-- GIVEN DATA --
▼▼▼

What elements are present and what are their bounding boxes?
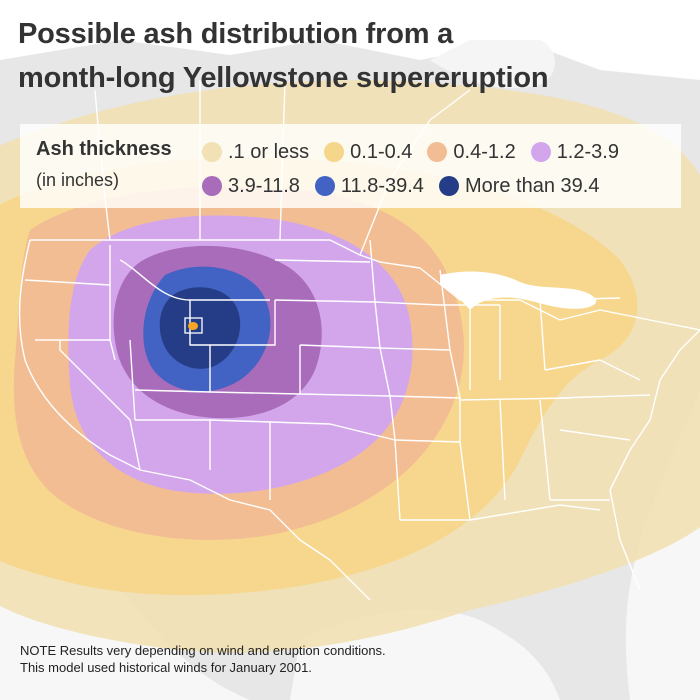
border-mo-ar [389,395,461,399]
legend-item-01-or-less: .1 or less [202,141,309,164]
legend-label: 1.2-3.9 [556,140,619,163]
legend: Ash thickness (in inches) .1 or less 0.1… [20,124,681,208]
border-mn-ia [374,301,441,306]
border-nv-ut [129,339,136,421]
border-id-west [109,245,116,361]
legend-label: .1 or less [228,140,310,163]
legend-row-1: .1 or less 0.1-0.4 0.4-1.2 1.2-3.9 [202,138,634,166]
east-coast [609,329,700,591]
footnote-line-2: This model used historical winds for Jan… [20,660,312,675]
legend-swatch [324,142,345,162]
border-mississippi [439,269,471,521]
border-ar-la [394,439,461,443]
legend-label: More than 39.4 [464,174,600,197]
ash-band-more-than-39.4 [159,287,241,369]
state-borders [18,79,700,601]
legend-item-0.4-1.2: 0.4-1.2 [427,140,516,164]
legend-label: 11.8-39.4 [340,174,424,197]
map-title-line-1: Possible ash distribution from a [18,18,454,50]
legend-swatch [530,142,551,162]
border-plains-east [369,239,401,521]
legend-swatch [314,176,335,196]
legend-swatch [438,176,459,196]
hudson-bay [430,40,555,89]
map-title: Possible ash distribution from a month-l… [18,12,678,100]
legend-item-1.2-3.9: 1.2-3.9 [530,140,619,164]
legend-label: 0.1-0.4 [350,140,413,163]
border-wy-box [189,300,276,346]
border-mt-south [119,259,270,301]
legend-item-more-than-39.4: More than 39.4 [438,174,600,198]
legend-label: 3.9-11.8 [228,174,300,197]
border-ms-al [499,399,506,501]
legend-heading: Ash thickness [36,138,172,160]
legend-item-0.1-0.4: 0.1-0.4 [324,141,412,164]
border-wv-va [544,359,641,381]
border-ok-tx [269,421,396,441]
legend-swatch [202,176,222,196]
border-ks-ok [299,393,391,397]
border-al-ga [539,399,551,501]
yellowstone-caldera [188,322,198,330]
border-gulf [400,504,601,521]
map-title-line-2: month-long Yellowstone supereruption [18,62,549,94]
border-nc-sc [559,429,631,441]
legend-row-2: 3.9-11.8 11.8-39.4 More than 39.4 [202,172,614,200]
ash-bands [0,80,700,653]
legend-item-3.9-11.8: 3.9-11.8 [202,175,300,198]
border-nd-sd [274,259,371,263]
us-mexico-border [139,469,371,601]
yellowstone-park-outline [184,317,203,334]
border-ne-ks [299,344,381,349]
legend-label: 0.4-1.2 [453,140,516,163]
legend-subheading: (in inches) [36,170,120,190]
border-ca-nv [59,340,141,471]
legend-swatch [202,142,222,162]
yellowstone-marker [184,317,203,334]
border-ky-tn [459,397,571,401]
great-lakes [440,271,597,310]
legend-swatch [427,142,448,162]
us-west-coast [18,239,141,471]
border-sd-ne [274,299,376,303]
border-wa-or [24,279,111,286]
border-oh-pa [539,299,546,371]
border-va-nc [559,394,651,399]
footnote: NOTE Results very depending on wind and … [20,642,386,676]
legend-item-11.8-39.4: 11.8-39.4 [314,174,424,198]
border-ia-mo [379,347,451,351]
us-canada-border [30,239,700,331]
footnote-line-1: NOTE Results very depending on wind and … [20,643,386,658]
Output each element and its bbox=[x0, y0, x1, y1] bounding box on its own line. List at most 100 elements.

▲▲▲

-- TO DO --
Lay out each line of the rows above as a numbered list, with blank lines and pictures left out.

-- EXERCISE SOLUTION --
1. What elements are present and what are their bounding boxes?
2. border-mo-ar [389,395,461,399]
3. legend-item-01-or-less: .1 or less [202,141,309,164]
4. legend-label: 1.2-3.9 [556,140,619,163]
5. legend: Ash thickness (in inches) .1 or less 0.1… [20,124,681,208]
6. border-mn-ia [374,301,441,306]
7. border-nv-ut [129,339,136,421]
8. border-id-west [109,245,116,361]
9. legend-label: .1 or less [228,140,310,163]
10. legend-row-1: .1 or less 0.1-0.4 0.4-1.2 1.2-3.9 [202,138,634,166]
11. east-coast [609,329,700,591]
12. footnote-line-2: This model used historical winds for Jan… [20,660,312,675]
13. legend-swatch [324,142,345,162]
14. border-mississippi [439,269,471,521]
15. border-ar-la [394,439,461,443]
16. legend-label: More than 39.4 [464,174,600,197]
17. ash-band-more-than-39.4 [159,287,241,369]
18. state-borders [18,79,700,601]
19. legend-item-0.4-1.2: 0.4-1.2 [427,140,516,164]
20. legend-label: 11.8-39.4 [340,174,424,197]
21. map-title-line-1: Possible ash distribution from a [18,18,454,50]
22. legend-swatch [530,142,551,162]
23. border-plains-east [369,239,401,521]
24. legend-swatch [314,176,335,196]
25. legend-swatch [438,176,459,196]
26. hudson-bay [430,40,555,89]
27. map-title: Possible ash distribution from a month-l… [18,12,678,100]
28. legend-item-1.2-3.9: 1.2-3.9 [530,140,619,164]
29. legend-label: 0.1-0.4 [350,140,413,163]
30. border-wy-box [189,300,276,346]
31. border-mt-south [119,259,270,301]
32. legend-item-more-than-39.4: More than 39.4 [438,174,600,198]
33. legend-label: 3.9-11.8 [228,174,300,197]
34. border-ms-al [499,399,506,501]
35. legend-heading: Ash thickness [36,138,172,160]
36. legend-item-0.1-0.4: 0.1-0.4 [324,141,412,164]
37. border-wv-va [544,359,641,381]
38. border-ok-tx [269,421,396,441]
39. legend-swatch [202,176,222,196]
40. border-ks-ok [299,393,391,397]
41. border-al-ga [539,399,551,501]
42. yellowstone-caldera [188,322,198,330]
43. border-gulf [400,504,601,521]
44. map-title-line-2: month-long Yellowstone supereruption [18,62,549,94]
45. border-nc-sc [559,429,631,441]
46. legend-row-2: 3.9-11.8 11.8-39.4 More than 39.4 [202,172,614,200]
47. ash-bands [0,80,700,653]
48. legend-item-3.9-11.8: 3.9-11.8 [202,175,300,198]
49. border-nd-sd [274,259,371,263]
50. us-mexico-border [139,469,371,601]
51. yellowstone-park-outline [184,317,203,334]
52. border-ne-ks [299,344,381,349]
53. legend-label: 0.4-1.2 [453,140,516,163]
54. legend-subheading: (in inches) [36,170,120,190]
55. border-ca-nv [59,340,141,471]
56. legend-swatch [202,142,222,162]
57. yellowstone-marker [184,317,203,334]
58. border-ky-tn [459,397,571,401]
59. great-lakes [440,271,597,310]
60. legend-swatch [427,142,448,162]
61. us-west-coast [18,239,141,471]
62. border-sd-ne [274,299,376,303]
63. border-wa-or [24,279,111,286]
64. border-oh-pa [539,299,546,371]
65. border-va-nc [559,394,651,399]
66. footnote: NOTE Results very depending on wind and … [20,642,386,676]
67. legend-item-11.8-39.4: 11.8-39.4 [314,174,424,198]
68. border-ia-mo [379,347,451,351]
69. us-canada-border [30,239,700,331]
70. footnote-line-1: NOTE Results very depending on wind and … [20,643,386,658]
71. Output each element and its bbox=[x0, y0, x1, y1] bounding box on its own line. List at most 100 elements.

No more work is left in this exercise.